> _YOUR TASK_:
Count the lines in the entries below that contain the string "plot", and give only the number.

> _DATA SUPPLIED_:
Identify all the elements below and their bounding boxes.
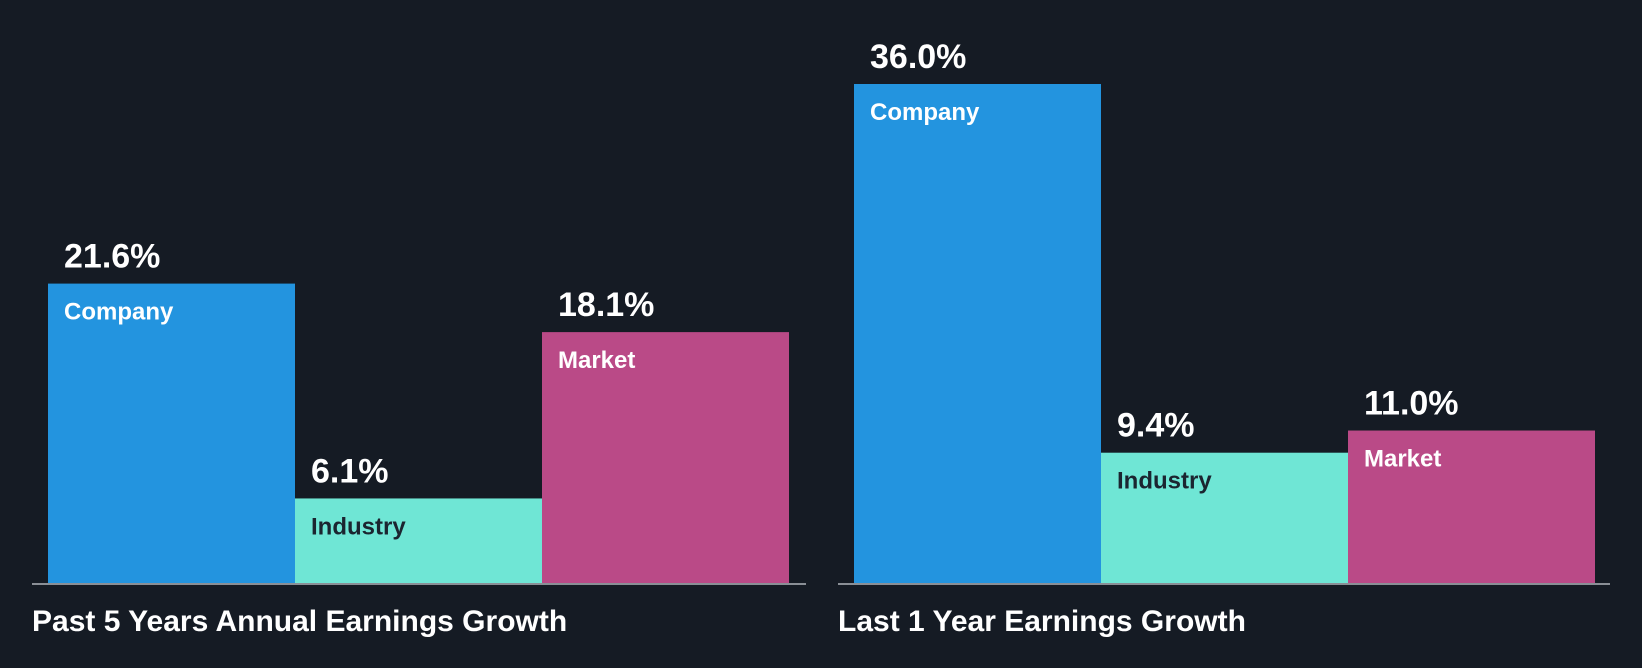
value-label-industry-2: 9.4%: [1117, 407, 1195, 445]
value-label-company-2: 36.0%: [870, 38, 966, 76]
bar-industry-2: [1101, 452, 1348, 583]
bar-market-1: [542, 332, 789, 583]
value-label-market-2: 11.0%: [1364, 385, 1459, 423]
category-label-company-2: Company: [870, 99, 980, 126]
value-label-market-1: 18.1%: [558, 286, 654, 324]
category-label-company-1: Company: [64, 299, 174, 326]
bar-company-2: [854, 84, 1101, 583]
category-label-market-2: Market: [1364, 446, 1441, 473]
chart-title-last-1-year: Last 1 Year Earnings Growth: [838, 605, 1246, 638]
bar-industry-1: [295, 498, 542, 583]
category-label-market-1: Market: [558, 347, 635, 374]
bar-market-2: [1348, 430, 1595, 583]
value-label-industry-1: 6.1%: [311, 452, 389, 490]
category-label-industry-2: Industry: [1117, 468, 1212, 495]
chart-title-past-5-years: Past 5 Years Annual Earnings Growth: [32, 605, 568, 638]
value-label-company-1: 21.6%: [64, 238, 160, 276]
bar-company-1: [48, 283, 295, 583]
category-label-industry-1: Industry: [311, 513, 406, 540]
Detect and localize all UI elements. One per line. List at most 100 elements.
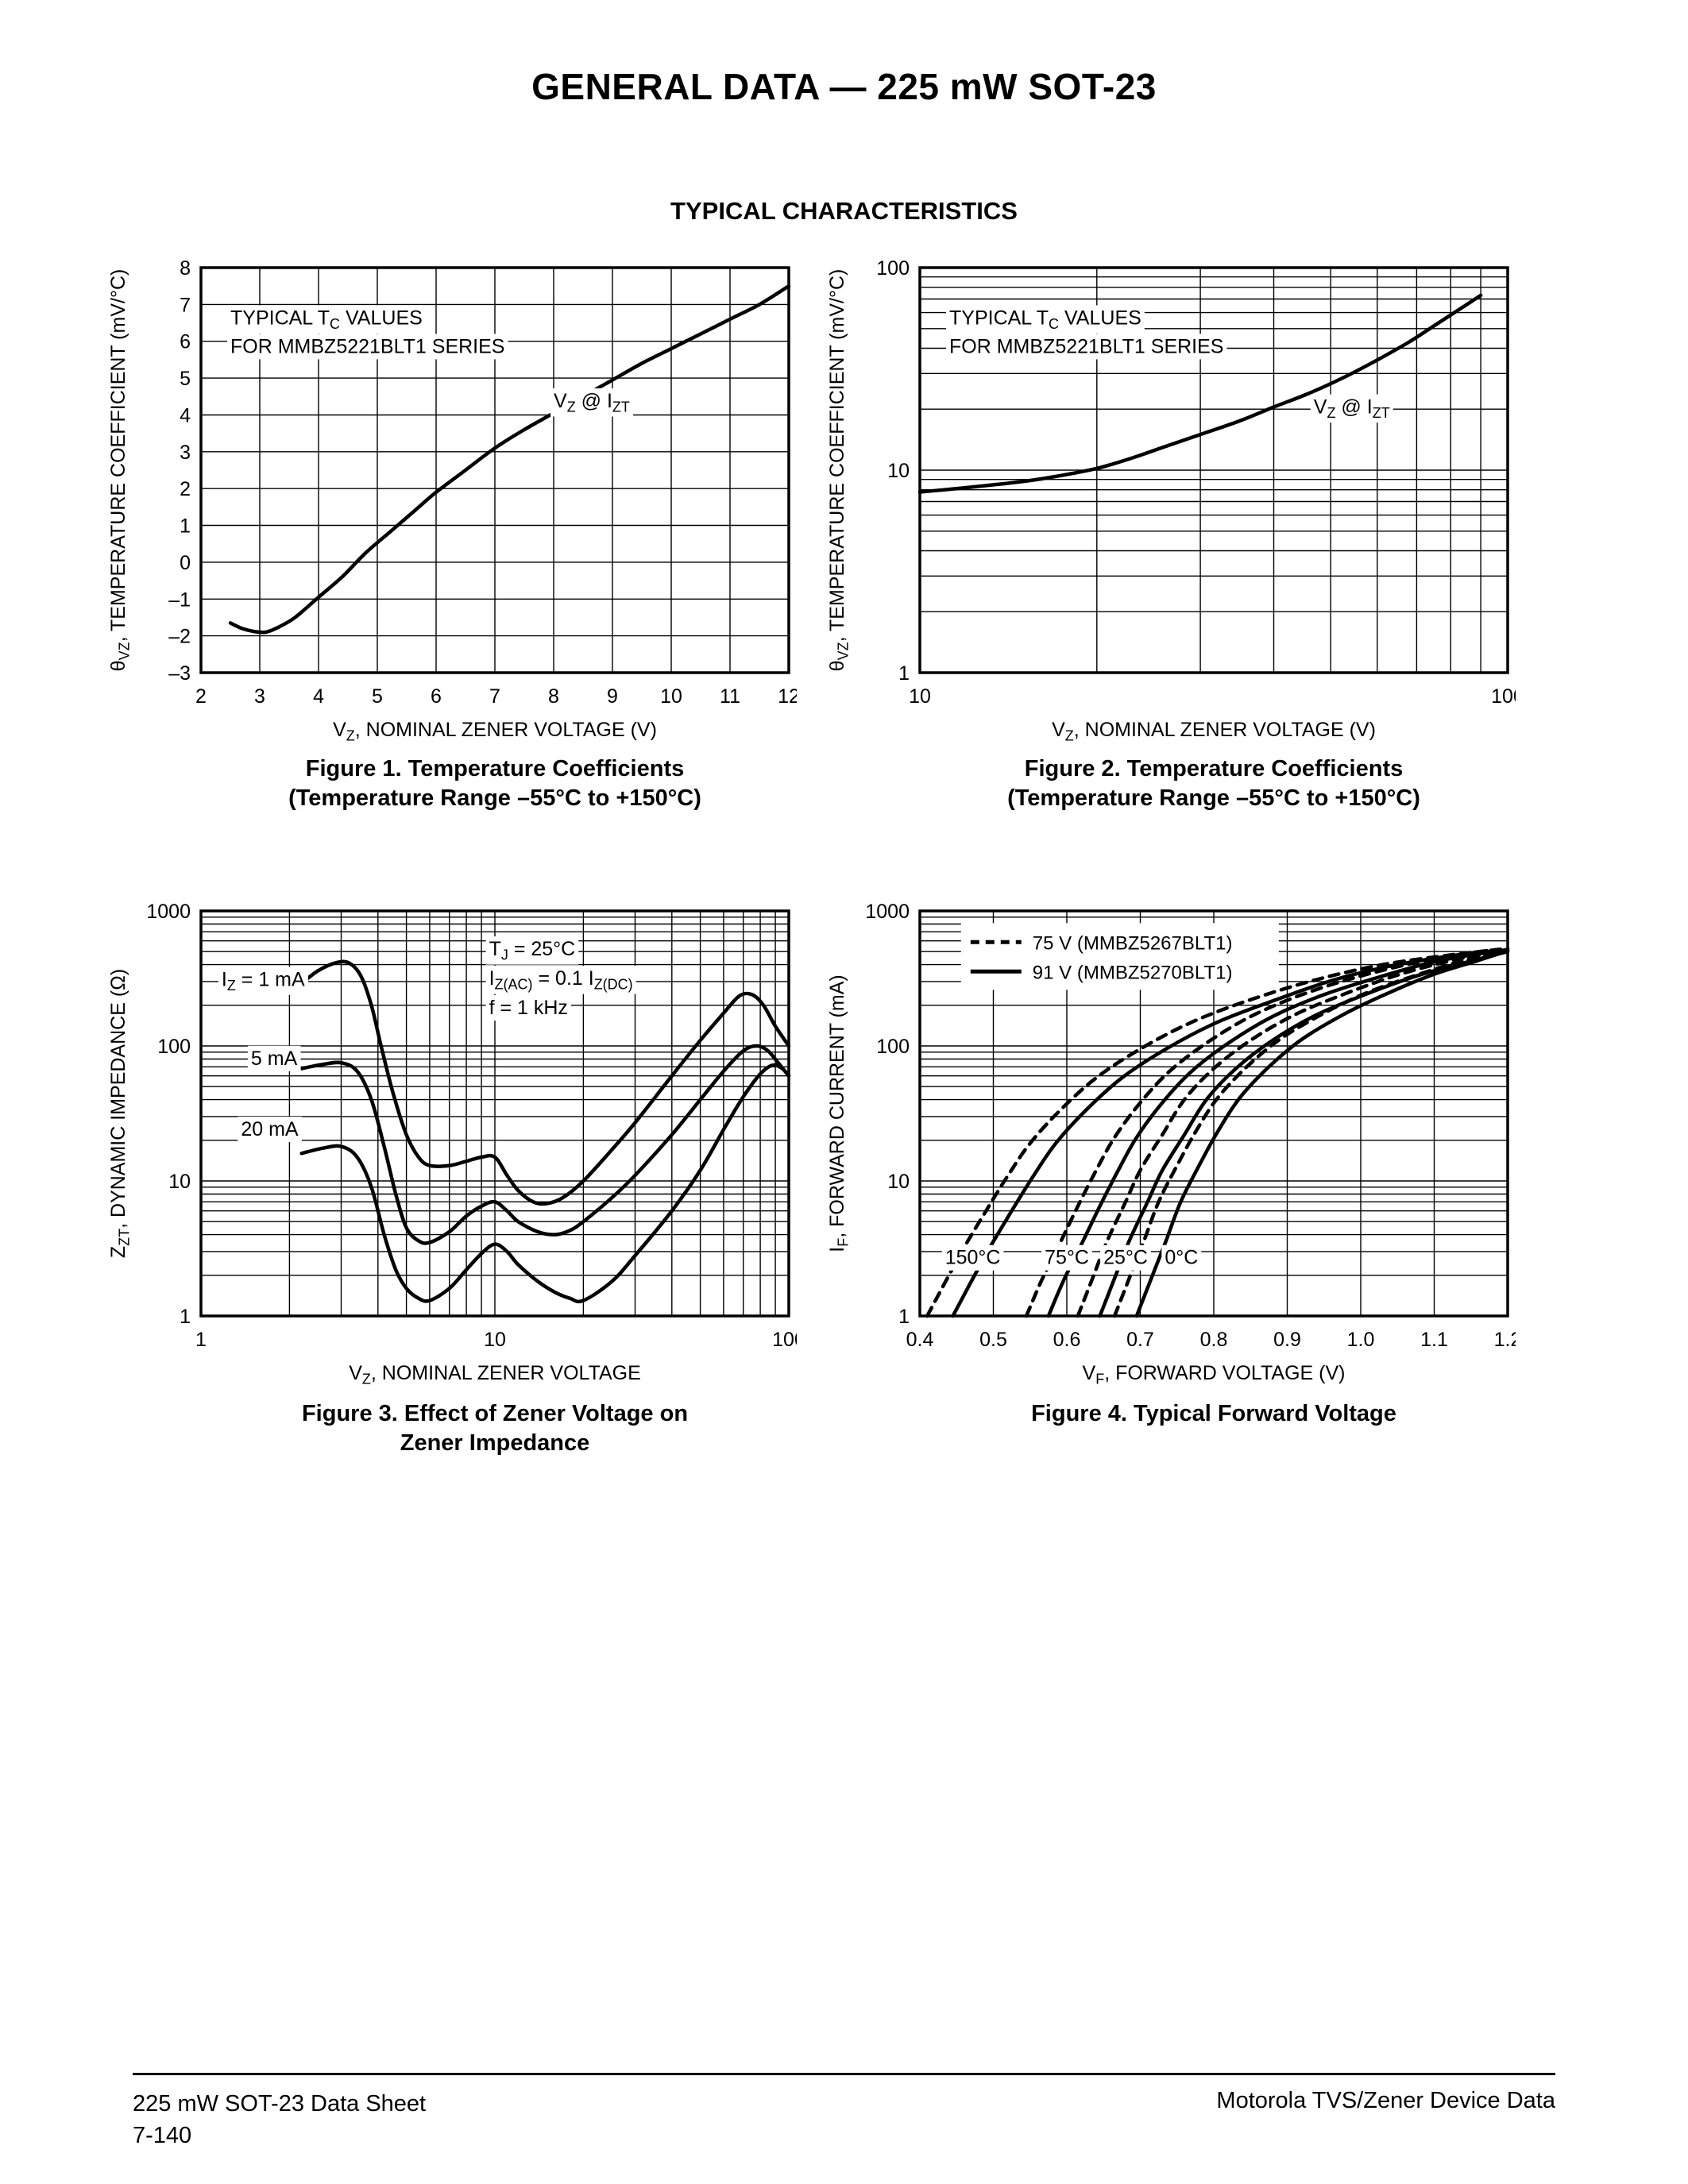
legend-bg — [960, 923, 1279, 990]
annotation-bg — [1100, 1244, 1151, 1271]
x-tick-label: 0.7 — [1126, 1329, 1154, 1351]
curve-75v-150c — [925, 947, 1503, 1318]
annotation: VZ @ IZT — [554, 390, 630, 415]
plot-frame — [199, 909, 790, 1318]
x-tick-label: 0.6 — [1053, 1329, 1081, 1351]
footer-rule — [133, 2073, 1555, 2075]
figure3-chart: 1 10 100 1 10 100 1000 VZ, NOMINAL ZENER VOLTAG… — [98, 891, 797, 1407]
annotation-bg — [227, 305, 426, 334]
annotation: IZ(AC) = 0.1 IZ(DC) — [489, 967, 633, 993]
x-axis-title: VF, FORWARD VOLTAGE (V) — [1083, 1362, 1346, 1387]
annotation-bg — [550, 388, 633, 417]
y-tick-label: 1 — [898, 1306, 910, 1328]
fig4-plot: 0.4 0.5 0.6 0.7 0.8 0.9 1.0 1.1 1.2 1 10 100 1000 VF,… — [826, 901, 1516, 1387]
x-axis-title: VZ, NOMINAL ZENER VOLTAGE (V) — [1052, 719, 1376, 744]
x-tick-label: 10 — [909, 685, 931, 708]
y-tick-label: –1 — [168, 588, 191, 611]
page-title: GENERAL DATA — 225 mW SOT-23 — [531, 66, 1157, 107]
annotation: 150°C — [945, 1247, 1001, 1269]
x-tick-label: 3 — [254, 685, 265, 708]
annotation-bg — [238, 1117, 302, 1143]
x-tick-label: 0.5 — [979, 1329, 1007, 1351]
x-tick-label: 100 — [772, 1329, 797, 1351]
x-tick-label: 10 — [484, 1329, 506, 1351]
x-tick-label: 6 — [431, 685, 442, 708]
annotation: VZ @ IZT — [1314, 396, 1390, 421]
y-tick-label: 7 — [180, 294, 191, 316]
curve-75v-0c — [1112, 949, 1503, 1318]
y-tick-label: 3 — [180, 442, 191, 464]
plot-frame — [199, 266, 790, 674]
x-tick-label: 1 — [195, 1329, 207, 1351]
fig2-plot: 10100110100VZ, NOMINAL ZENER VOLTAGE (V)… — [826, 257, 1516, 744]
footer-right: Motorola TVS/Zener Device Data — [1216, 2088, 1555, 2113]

> _FULL SOLUTION_:
4